▶ INSTRUCTIONS FOR THE TASK
Give back the full material, exactly as it reads.

[Records from a data source]

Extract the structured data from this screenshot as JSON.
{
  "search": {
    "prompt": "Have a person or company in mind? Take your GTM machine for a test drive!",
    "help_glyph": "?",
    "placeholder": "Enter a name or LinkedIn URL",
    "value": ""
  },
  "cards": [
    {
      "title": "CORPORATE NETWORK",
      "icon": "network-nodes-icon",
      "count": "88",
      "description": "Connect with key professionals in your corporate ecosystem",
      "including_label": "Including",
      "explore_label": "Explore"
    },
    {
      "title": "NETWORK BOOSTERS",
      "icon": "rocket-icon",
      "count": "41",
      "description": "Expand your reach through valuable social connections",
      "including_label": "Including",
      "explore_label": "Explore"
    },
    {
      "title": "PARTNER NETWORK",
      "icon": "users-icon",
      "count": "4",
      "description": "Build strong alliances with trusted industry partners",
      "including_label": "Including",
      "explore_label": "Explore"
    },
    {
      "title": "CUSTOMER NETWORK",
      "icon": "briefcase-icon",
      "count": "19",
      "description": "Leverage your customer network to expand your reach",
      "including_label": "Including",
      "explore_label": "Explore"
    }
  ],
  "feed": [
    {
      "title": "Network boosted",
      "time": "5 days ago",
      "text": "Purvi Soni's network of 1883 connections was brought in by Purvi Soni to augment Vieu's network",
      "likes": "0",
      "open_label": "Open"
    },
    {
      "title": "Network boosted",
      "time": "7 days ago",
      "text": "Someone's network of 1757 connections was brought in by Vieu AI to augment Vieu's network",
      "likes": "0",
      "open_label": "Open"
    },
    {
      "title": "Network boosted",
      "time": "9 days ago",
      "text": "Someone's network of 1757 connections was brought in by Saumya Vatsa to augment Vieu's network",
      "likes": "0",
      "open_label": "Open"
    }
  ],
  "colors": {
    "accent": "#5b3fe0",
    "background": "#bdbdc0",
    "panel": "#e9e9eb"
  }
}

▶ ANSWER
Extract the structured data from this screenshot as JSON.
{
  "search": {
    "prompt": "Have a person or company in mind? Take your GTM machine for a test drive!",
    "help_glyph": "?",
    "placeholder": "Enter a name or LinkedIn URL",
    "value": ""
  },
  "cards": [
    {
      "title": "CORPORATE NETWORK",
      "icon": "network-nodes-icon",
      "count": "88",
      "description": "Connect with key professionals in your corporate ecosystem",
      "including_label": "Including",
      "explore_label": "Explore"
    },
    {
      "title": "NETWORK BOOSTERS",
      "icon": "rocket-icon",
      "count": "41",
      "description": "Expand your reach through valuable social connections",
      "including_label": "Including",
      "explore_label": "Explore"
    },
    {
      "title": "PARTNER NETWORK",
      "icon": "users-icon",
      "count": "4",
      "description": "Build strong alliances with trusted industry partners",
      "including_label": "Including",
      "explore_label": "Explore"
    },
    {
      "title": "CUSTOMER NETWORK",
      "icon": "briefcase-icon",
      "count": "19",
      "description": "Leverage your customer network to expand your reach",
      "including_label": "Including",
      "explore_label": "Explore"
    }
  ],
  "feed": [
    {
      "title": "Network boosted",
      "time": "5 days ago",
      "text": "Purvi Soni's network of 1883 connections was brought in by Purvi Soni to augment Vieu's network",
      "likes": "0",
      "open_label": "Open"
    },
    {
      "title": "Network boosted",
      "time": "7 days ago",
      "text": "Someone's network of 1757 connections was brought in by Vieu AI to augment Vieu's network",
      "likes": "0",
      "open_label": "Open"
    },
    {
      "title": "Network boosted",
      "time": "9 days ago",
      "text": "Someone's network of 1757 connections was brought in by Saumya Vatsa to augment Vieu's network",
      "likes": "0",
      "open_label": "Open"
    }
  ],
  "colors": {
    "accent": "#5b3fe0",
    "background": "#bdbdc0",
    "panel": "#e9e9eb"
  }
}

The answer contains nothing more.